* start EXERCISE MATERIALS *
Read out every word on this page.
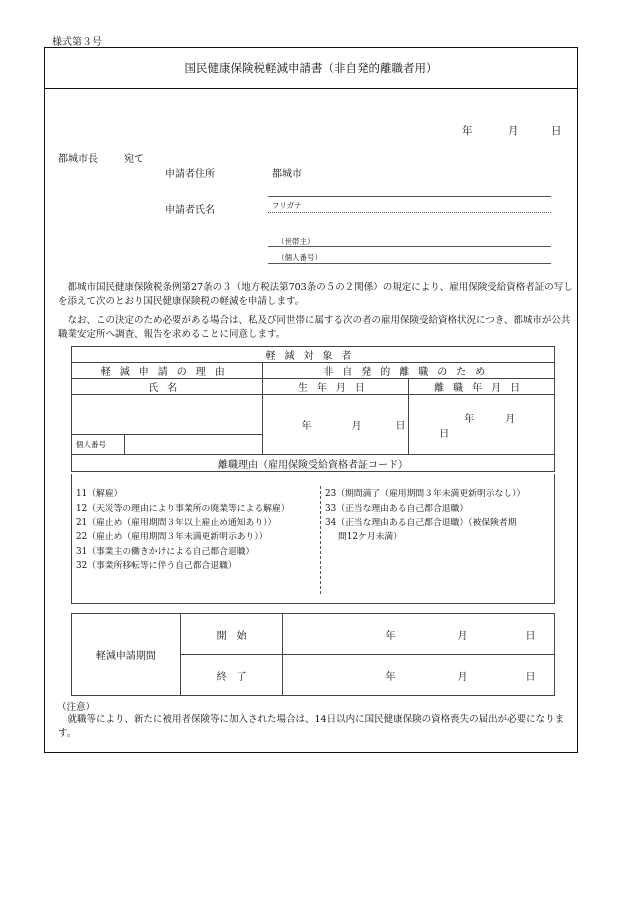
様式第３号
国民健康保険税軽減申請書（非自発的離職者用）
年	月	日
都城市長	宛て
申請者住所	都城市
申請者氏名	フリガナ
（世帯主）
（個人番号）
都城市国民健康保険税条例第27条の３（地方税法第703条の５の２関係）の規定により、雇用保険受給資格者証の写しを添えて次のとおり国民健康保険税の軽減を申請します。
なお、この決定のため必要がある場合は、私及び同世帯に属する次の者の雇用保険受給資格状況につき、都城市が公共職業安定所へ調査、報告を求めることに同意します。
軽減対象者			
軽減申請の理由		非自発的離職のため	
氏名		生年月日	離職年月日
		年 月 日	年 月日
個人番号			
離職理由（雇用保険受給資格者証コード）			
11（解雇）
12（天災等の理由により事業所の廃業等による解雇）
21（雇止め（雇用期間３年以上雇止め通知あり））
22（雇止め（雇用期間３年未満更新明示あり））
31（事業主の働きかけによる自己都合退職）
32（事業所移転等に伴う自己都合退職）
23（期間満了（雇用期間３年未満更新明示なし））
33（正当な理由ある自己都合退職）
34（正当な理由ある自己都合退職）（被保険者期
間12ケ月未満）
軽減申請期間	開　始	年 月 日
	終　了	年 月 日
（注意）
就職等により、新たに被用者保険等に加入された場合は、14日以内に国民健康保険の資格喪失の届出が必要になります。
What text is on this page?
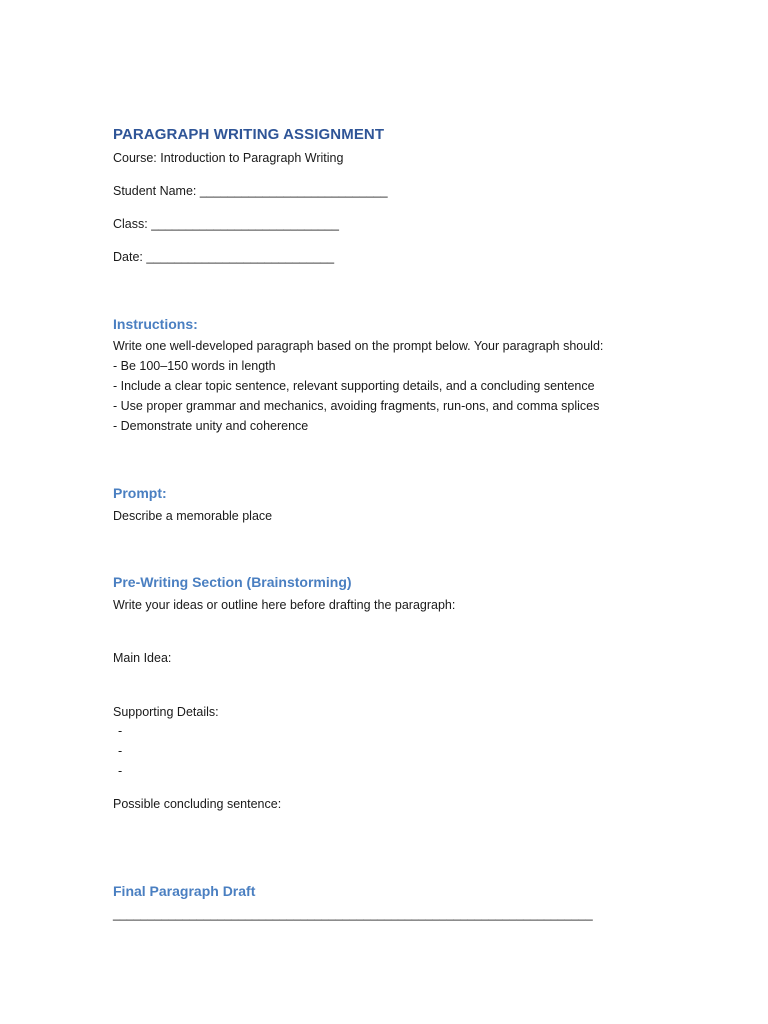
PARAGRAPH WRITING ASSIGNMENT
Course: Introduction to Paragraph Writing
Student Name: ___________________________
Class: ___________________________
Date: ___________________________
Instructions:
Write one well-developed paragraph based on the prompt below. Your paragraph should:
- Be 100–150 words in length
- Include a clear topic sentence, relevant supporting details, and a concluding sentence
- Use proper grammar and mechanics, avoiding fragments, run-ons, and comma splices
- Demonstrate unity and coherence
Prompt:
Describe a memorable place
Pre-Writing Section (Brainstorming)
Write your ideas or outline here before drafting the paragraph:
Main Idea:
Supporting Details:
-
-
-
Possible concluding sentence:
Final Paragraph Draft
_____________________________________________________________________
* end EXERCISE MATERIALS *
WRITTEN EXERCISE: In the listing above, how many lines hold the word "正当な理由ある自己都合退職"? Give the number and nothing more.

FULL ANSWER: 2